Below is a listing. Gather each line of it that contains "ساغری".

[Begin The input]

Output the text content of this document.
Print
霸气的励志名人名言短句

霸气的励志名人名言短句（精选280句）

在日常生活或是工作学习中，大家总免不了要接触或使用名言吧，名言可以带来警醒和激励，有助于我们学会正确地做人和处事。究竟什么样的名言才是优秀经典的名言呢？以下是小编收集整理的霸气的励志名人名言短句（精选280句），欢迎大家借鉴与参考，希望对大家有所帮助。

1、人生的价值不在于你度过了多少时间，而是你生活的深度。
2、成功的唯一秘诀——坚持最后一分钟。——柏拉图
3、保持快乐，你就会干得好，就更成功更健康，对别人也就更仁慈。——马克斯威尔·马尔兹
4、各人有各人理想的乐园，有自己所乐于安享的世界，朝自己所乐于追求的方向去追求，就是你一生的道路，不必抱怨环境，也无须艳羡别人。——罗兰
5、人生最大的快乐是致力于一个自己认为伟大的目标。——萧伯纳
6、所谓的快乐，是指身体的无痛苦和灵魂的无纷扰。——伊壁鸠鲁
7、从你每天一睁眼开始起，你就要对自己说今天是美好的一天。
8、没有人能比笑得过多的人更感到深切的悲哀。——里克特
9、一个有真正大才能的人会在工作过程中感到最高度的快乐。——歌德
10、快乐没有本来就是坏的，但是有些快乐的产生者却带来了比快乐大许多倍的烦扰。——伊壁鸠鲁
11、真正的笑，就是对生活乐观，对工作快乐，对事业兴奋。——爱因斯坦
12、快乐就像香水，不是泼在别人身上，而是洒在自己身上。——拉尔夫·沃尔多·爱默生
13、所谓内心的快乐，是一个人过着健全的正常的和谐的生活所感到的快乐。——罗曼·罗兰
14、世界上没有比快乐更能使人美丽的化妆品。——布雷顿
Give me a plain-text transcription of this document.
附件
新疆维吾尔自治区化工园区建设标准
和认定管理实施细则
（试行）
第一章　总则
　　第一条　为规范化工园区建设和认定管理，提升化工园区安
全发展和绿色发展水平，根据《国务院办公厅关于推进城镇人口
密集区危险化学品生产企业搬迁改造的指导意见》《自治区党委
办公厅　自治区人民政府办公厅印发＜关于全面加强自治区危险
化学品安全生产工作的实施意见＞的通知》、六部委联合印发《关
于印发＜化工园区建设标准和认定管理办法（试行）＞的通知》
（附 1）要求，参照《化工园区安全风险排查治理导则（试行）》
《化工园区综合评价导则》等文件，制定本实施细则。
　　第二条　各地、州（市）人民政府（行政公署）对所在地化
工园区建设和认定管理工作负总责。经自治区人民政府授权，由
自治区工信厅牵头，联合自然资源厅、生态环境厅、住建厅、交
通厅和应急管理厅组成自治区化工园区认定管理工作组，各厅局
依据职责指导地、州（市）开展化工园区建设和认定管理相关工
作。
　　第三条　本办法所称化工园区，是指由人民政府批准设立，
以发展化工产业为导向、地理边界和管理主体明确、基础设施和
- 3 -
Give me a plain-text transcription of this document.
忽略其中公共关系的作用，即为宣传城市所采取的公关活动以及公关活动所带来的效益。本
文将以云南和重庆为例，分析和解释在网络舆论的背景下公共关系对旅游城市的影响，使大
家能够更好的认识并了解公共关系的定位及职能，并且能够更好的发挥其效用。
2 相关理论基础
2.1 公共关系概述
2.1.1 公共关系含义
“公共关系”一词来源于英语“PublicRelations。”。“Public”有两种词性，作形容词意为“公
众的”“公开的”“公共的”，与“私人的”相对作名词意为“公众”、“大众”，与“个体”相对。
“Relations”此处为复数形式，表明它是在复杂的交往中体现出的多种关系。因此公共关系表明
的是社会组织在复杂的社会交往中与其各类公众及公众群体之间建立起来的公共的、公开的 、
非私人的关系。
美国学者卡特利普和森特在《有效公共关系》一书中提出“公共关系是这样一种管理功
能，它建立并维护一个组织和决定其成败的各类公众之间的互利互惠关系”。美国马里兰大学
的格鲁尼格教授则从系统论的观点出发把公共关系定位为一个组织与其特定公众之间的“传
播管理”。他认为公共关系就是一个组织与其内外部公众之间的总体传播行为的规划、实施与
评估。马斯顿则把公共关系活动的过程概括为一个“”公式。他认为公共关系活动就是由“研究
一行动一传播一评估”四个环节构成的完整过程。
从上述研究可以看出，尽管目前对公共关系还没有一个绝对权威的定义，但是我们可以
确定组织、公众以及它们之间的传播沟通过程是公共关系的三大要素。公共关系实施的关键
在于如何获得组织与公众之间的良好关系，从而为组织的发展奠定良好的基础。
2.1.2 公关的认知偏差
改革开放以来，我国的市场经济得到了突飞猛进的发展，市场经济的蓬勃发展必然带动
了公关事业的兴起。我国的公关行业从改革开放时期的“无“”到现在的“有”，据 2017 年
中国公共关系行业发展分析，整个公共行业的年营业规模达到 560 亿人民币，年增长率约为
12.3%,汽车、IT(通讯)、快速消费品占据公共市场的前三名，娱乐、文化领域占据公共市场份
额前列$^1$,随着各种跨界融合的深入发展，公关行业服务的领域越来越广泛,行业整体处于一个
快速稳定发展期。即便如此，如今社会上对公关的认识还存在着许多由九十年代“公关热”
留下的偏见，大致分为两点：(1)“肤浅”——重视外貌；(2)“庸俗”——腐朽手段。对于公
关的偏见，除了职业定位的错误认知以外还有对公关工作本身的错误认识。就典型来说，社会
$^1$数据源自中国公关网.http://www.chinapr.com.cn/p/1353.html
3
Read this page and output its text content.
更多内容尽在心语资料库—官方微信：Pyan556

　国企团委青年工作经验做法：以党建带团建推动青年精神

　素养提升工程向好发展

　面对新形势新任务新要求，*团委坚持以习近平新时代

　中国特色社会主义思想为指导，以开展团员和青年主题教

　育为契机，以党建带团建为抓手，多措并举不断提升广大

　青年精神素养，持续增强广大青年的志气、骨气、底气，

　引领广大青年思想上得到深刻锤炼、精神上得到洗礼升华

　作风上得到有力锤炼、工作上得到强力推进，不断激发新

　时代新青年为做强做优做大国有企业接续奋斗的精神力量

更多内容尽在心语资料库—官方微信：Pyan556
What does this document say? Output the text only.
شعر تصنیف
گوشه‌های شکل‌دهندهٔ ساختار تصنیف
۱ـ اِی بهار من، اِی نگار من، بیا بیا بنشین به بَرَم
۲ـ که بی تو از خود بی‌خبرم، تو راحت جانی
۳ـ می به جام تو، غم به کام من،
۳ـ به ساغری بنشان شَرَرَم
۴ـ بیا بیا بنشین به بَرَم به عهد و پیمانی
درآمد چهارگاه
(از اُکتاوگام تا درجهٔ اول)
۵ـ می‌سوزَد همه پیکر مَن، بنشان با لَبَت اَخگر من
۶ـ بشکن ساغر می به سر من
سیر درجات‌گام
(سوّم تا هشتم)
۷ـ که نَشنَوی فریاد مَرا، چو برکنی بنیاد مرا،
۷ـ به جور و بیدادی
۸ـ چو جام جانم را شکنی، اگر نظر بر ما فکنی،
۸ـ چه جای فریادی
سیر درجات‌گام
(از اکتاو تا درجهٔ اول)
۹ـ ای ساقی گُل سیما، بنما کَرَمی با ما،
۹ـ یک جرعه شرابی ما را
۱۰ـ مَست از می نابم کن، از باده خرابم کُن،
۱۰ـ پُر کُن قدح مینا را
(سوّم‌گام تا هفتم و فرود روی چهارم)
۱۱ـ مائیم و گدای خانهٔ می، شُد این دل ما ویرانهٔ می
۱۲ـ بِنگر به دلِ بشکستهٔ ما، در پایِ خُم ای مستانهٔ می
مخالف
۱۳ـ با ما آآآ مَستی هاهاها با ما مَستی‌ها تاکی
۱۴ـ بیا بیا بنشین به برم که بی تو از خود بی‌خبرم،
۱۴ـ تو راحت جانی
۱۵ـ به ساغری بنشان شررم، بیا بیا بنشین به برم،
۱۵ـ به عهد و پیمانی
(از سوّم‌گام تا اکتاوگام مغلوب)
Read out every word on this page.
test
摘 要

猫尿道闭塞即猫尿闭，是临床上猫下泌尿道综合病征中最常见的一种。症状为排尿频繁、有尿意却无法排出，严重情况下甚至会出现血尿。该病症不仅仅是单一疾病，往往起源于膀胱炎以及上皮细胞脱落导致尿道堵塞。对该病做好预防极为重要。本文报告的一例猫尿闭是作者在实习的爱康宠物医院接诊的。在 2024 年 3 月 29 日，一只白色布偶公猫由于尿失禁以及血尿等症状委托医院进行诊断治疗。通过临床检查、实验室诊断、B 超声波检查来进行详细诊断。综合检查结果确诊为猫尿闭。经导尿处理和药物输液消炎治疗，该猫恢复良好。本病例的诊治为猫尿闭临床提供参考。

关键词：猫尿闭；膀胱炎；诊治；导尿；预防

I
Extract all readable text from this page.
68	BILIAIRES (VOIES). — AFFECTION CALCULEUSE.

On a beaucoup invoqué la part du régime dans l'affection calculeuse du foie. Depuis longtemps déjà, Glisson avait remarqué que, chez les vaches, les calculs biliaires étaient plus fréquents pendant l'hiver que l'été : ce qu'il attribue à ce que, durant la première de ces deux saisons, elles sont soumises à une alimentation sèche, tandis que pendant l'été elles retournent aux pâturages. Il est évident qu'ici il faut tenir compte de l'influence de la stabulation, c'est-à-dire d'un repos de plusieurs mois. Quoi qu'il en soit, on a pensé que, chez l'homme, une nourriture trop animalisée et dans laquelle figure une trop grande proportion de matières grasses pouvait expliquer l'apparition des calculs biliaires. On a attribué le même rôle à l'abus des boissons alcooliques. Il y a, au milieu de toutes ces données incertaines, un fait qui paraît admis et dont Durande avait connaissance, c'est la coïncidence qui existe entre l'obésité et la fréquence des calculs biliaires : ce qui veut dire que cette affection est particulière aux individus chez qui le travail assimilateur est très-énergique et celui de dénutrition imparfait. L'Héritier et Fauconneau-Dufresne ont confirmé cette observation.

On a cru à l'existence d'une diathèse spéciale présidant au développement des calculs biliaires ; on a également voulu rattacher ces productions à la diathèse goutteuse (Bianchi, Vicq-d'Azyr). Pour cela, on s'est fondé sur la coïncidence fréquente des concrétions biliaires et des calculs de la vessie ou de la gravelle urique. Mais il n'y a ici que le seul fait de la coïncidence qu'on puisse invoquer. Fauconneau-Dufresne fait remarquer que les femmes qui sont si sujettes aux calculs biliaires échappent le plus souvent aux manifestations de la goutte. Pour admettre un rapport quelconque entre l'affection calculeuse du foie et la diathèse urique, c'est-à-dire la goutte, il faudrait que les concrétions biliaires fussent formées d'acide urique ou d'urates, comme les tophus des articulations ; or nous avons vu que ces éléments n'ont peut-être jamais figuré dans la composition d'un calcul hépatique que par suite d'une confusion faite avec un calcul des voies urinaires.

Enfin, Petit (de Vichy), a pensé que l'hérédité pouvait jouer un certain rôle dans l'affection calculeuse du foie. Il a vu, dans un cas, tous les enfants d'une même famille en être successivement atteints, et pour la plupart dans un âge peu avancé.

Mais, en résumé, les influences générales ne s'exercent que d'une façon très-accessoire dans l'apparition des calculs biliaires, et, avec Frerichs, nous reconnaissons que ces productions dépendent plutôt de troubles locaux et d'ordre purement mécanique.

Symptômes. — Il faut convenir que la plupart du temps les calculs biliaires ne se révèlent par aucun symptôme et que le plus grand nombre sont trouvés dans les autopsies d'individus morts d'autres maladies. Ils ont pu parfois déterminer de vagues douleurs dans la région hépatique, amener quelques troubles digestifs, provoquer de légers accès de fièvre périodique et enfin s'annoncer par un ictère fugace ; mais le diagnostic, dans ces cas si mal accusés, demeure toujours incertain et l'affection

[End The input]

§ Correct response
۳ـ به ساغری بنشان شَرَرَم
۱۵ـ به ساغری بنشان شررم، بیا بیا بنشین به برم،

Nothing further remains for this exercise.